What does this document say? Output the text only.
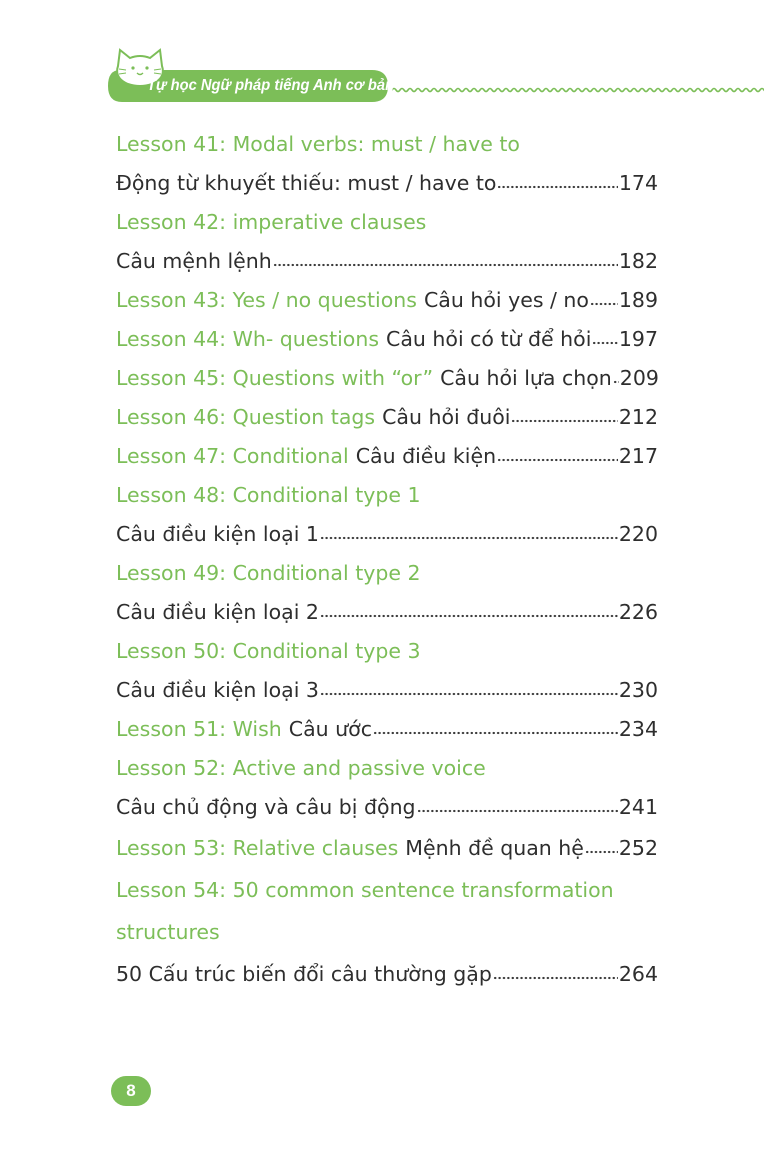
Tự học Ngữ pháp tiếng Anh cơ bản
Lesson 41: Modal verbs: must / have to
Động từ khuyết thiếu: must / have to	174
Lesson 42: imperative clauses
Câu mệnh lệnh	182
Lesson 43: Yes / no questions Câu hỏi yes / no 189
Lesson 44: Wh- questions Câu hỏi có từ để hỏi 197
Lesson 45: Questions with “or” Câu hỏi lựa chọn 209
Lesson 46: Question tags Câu hỏi đuôi	212
Lesson 47: Conditional Câu điều kiện	217
Lesson 48: Conditional type 1
Câu điều kiện loại 1	220
Lesson 49: Conditional type 2
Câu điều kiện loại 2	226
Lesson 50: Conditional type 3
Câu điều kiện loại 3	230
Lesson 51: Wish Câu ước	234
Lesson 52: Active and passive voice
Câu chủ động và câu bị động	241
Lesson 53: Relative clauses Mệnh đề quan hệ 252
Lesson 54: 50 common sentence transformation
structures
50 Cấu trúc biến đổi câu thường gặp	264
8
^^^^^^^^
_Exercise instructions_
How many lines of the data contain the word "clauses"? Answer with the number alone.

_Result of this task_
2